- **What you will do**
Return every line below in which "post" appears.

- **Excerpted data**
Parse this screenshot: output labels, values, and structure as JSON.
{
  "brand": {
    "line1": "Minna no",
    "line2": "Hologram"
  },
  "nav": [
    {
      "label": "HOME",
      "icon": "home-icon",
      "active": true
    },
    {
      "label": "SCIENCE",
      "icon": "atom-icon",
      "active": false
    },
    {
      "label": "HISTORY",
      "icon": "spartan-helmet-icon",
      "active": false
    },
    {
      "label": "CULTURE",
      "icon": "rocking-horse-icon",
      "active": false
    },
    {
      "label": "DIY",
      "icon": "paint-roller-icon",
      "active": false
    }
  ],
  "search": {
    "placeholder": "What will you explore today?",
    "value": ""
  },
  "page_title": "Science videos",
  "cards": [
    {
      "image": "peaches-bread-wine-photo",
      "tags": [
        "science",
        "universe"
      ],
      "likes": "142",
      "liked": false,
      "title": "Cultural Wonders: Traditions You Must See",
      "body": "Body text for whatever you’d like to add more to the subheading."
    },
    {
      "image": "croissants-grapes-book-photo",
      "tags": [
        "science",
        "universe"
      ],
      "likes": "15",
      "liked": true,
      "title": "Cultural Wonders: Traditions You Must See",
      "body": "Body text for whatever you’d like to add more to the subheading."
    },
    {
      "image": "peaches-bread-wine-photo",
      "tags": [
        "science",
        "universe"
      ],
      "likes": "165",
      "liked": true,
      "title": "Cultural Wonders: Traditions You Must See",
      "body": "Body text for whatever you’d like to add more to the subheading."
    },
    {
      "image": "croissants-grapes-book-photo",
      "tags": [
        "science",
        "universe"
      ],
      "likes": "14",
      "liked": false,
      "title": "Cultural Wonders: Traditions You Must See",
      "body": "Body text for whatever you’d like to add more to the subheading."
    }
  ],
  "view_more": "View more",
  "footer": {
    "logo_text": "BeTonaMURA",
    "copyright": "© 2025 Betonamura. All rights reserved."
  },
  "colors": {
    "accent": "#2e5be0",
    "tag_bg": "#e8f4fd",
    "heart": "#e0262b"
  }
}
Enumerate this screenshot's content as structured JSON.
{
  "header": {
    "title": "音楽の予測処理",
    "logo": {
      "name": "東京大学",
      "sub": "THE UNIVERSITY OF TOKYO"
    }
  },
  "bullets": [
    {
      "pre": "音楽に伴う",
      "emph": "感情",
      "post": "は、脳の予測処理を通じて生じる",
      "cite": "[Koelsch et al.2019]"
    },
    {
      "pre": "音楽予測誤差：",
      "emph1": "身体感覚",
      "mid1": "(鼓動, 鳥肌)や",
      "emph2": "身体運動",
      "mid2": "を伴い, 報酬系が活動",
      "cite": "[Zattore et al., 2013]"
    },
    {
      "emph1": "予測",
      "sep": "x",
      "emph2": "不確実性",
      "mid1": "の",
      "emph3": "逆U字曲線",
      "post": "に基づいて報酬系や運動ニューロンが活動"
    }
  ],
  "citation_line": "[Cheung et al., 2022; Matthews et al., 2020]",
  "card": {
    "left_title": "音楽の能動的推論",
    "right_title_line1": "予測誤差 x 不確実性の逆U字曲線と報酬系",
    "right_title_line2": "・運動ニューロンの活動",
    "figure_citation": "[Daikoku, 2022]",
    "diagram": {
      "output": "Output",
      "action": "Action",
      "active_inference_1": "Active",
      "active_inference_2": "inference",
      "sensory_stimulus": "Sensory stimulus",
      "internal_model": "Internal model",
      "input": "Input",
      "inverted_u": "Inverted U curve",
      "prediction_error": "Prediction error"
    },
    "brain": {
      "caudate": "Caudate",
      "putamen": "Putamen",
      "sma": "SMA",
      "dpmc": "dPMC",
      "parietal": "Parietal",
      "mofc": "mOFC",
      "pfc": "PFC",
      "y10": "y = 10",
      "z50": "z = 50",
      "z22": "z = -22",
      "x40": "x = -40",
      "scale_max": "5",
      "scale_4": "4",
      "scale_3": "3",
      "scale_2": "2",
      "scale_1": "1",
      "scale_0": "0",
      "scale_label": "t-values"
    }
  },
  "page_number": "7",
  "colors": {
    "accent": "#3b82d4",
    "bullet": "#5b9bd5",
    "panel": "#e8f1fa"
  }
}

- **Result of the task**
      "post": "は、脳の予測処理を通じて生じる",
      "post": "に基づいて報酬系や運動ニューロンが活動"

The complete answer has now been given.